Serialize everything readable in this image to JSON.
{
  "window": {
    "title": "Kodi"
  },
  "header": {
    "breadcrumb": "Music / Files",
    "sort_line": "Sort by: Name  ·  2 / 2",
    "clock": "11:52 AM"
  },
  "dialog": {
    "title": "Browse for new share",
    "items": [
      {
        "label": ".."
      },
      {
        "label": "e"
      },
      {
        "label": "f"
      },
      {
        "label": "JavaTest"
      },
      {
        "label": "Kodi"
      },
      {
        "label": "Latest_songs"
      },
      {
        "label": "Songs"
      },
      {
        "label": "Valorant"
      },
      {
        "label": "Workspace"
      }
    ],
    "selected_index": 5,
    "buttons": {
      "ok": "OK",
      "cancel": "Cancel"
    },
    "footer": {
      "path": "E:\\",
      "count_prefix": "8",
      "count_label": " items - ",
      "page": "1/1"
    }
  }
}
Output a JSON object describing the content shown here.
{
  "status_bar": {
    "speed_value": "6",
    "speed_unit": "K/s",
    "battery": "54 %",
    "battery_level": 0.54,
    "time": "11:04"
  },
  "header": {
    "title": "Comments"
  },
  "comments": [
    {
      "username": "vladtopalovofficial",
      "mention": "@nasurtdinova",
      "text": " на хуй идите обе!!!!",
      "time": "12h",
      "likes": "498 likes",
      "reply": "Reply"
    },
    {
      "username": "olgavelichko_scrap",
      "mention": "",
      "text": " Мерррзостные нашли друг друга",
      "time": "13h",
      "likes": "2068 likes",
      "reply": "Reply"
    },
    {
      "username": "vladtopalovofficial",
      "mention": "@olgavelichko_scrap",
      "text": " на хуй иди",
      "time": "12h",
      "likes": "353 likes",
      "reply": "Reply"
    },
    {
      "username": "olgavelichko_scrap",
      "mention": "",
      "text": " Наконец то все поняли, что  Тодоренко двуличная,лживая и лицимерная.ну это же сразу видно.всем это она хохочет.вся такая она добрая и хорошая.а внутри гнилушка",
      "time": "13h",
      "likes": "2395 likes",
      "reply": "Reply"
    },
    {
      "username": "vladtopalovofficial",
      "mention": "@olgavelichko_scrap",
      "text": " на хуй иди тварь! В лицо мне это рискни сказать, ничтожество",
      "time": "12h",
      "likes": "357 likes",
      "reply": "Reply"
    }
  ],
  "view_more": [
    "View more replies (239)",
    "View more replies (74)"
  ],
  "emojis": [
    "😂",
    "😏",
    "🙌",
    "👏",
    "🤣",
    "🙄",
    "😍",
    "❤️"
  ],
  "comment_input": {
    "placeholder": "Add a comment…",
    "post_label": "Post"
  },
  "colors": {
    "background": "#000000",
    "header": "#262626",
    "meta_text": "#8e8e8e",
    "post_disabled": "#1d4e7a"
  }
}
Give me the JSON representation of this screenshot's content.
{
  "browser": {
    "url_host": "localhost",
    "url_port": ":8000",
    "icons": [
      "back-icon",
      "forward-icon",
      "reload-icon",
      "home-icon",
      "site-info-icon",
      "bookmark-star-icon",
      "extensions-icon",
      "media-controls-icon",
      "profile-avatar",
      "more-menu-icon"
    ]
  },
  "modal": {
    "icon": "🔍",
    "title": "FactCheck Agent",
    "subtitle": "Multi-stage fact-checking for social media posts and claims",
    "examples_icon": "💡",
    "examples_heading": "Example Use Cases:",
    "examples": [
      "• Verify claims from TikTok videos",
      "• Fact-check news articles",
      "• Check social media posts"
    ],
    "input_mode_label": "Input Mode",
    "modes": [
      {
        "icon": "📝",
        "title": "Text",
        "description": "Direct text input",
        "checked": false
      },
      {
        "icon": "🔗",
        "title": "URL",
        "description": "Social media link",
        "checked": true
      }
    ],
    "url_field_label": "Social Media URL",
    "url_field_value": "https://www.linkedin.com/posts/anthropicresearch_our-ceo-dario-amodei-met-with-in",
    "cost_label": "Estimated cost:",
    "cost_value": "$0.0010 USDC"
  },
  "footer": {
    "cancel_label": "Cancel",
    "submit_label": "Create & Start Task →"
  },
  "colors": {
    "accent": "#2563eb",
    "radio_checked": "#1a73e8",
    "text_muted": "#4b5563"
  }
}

⁂

EXERCISE DIRECTIONS —
Report the number of lines in the entries above that include the word "JSON" and add nothing to it.

RESPONSE BELOW —
3